--- START ---

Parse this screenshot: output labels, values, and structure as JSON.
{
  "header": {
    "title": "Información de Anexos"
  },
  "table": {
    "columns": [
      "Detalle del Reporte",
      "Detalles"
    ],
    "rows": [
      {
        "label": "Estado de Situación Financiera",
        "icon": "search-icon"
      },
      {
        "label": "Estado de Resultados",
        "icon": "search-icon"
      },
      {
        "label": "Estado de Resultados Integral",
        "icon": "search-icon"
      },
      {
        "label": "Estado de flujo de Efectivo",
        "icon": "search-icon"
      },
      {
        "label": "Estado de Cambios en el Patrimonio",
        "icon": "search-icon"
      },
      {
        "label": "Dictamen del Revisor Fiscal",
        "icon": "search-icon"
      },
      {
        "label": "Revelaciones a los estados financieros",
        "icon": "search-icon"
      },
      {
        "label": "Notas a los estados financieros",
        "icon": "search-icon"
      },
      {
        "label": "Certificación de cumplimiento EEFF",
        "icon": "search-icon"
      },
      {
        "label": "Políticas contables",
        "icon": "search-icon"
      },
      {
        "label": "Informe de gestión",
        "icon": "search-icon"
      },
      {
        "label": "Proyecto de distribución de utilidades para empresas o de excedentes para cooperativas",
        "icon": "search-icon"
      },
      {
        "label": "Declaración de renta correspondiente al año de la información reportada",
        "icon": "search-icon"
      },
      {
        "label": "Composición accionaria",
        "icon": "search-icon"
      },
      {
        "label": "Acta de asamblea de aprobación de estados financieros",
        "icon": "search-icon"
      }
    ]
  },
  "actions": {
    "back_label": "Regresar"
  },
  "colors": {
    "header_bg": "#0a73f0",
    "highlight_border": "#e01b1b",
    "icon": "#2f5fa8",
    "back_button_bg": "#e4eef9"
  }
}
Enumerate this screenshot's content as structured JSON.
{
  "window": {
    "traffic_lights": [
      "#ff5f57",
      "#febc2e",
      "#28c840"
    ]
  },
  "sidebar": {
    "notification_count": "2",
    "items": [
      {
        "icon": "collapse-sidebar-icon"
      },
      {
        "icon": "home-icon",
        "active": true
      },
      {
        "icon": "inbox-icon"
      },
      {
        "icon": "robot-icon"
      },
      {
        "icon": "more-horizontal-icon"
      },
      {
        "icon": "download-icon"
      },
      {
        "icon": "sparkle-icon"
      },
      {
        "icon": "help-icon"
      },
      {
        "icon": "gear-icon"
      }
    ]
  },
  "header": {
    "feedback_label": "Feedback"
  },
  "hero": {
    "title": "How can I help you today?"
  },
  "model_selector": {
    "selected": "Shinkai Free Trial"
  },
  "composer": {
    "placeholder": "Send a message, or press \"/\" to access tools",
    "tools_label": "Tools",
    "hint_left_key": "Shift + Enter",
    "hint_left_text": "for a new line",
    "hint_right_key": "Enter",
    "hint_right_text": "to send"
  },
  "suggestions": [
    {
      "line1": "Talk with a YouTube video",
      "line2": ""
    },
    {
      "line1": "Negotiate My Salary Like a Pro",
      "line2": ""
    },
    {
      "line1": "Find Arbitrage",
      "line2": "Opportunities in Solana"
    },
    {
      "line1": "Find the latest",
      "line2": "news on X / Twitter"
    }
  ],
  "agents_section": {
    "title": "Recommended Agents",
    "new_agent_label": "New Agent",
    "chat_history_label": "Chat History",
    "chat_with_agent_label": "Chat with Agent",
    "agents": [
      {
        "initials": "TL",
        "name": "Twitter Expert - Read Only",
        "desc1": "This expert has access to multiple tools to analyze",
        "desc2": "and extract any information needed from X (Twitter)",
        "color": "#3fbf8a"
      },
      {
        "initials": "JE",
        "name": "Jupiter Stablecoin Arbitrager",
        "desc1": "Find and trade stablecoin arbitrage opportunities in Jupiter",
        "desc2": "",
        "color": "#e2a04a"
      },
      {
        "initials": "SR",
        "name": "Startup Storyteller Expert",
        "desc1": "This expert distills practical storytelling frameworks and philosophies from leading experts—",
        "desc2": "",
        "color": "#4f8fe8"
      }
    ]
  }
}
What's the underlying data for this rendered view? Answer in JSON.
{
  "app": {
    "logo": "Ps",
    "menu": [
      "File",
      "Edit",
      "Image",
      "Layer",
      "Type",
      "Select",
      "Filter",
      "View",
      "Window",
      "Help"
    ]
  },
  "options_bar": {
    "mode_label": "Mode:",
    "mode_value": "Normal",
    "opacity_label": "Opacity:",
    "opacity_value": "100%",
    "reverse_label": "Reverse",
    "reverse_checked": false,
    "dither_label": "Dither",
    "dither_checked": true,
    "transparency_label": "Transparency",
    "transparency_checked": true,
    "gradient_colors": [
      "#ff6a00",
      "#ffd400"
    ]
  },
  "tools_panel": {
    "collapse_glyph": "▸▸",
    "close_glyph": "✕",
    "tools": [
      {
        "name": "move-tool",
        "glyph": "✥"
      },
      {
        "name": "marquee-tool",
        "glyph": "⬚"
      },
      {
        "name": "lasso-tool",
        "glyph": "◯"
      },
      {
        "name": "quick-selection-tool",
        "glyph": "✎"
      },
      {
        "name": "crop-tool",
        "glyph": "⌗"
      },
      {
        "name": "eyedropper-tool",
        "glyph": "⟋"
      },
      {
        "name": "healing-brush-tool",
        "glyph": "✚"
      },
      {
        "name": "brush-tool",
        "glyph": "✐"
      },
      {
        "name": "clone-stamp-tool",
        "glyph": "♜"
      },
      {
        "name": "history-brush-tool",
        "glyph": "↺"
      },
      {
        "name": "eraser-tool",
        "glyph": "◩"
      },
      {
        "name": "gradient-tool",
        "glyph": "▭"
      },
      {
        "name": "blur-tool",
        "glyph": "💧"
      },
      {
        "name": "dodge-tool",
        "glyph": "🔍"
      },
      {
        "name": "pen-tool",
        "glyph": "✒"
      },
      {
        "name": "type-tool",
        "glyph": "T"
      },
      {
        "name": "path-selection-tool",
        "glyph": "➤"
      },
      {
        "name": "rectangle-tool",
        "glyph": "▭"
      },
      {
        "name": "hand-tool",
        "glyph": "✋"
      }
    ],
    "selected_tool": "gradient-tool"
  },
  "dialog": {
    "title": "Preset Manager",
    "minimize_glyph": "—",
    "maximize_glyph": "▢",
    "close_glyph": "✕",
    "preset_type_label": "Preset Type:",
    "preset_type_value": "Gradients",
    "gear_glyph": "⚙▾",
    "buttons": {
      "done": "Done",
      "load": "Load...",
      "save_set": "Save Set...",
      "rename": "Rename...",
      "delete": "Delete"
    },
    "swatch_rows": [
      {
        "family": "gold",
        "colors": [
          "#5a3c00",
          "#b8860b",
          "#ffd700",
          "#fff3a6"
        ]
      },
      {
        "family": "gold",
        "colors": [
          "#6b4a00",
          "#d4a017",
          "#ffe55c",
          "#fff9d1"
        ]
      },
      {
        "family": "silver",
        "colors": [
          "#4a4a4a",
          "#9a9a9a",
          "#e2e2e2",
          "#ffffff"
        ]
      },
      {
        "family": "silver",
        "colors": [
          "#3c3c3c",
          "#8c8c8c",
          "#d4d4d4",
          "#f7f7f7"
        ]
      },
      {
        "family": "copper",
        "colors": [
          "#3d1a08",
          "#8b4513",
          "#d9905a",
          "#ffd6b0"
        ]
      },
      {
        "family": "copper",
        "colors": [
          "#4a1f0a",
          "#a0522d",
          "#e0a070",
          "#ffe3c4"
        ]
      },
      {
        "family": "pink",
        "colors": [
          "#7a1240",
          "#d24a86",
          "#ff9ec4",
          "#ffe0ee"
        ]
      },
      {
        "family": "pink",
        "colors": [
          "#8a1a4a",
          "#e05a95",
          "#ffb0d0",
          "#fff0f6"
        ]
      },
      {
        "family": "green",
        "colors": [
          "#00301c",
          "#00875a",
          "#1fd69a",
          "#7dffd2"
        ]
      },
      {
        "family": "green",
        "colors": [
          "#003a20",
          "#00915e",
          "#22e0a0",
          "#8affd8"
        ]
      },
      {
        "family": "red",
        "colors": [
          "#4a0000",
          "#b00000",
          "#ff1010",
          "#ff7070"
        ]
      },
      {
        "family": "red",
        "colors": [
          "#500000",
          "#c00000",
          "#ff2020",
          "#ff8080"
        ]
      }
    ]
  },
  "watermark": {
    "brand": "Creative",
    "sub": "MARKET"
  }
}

--- END ---

GIVEN REQUEST
All lines in the data that contain the word "title" should be copied.

SOLUTION FOR THIS TASK
    "title": "Información de Anexos"
    "title": "How can I help you today?"
    "title": "Recommended Agents",
    "title": "Preset Manager",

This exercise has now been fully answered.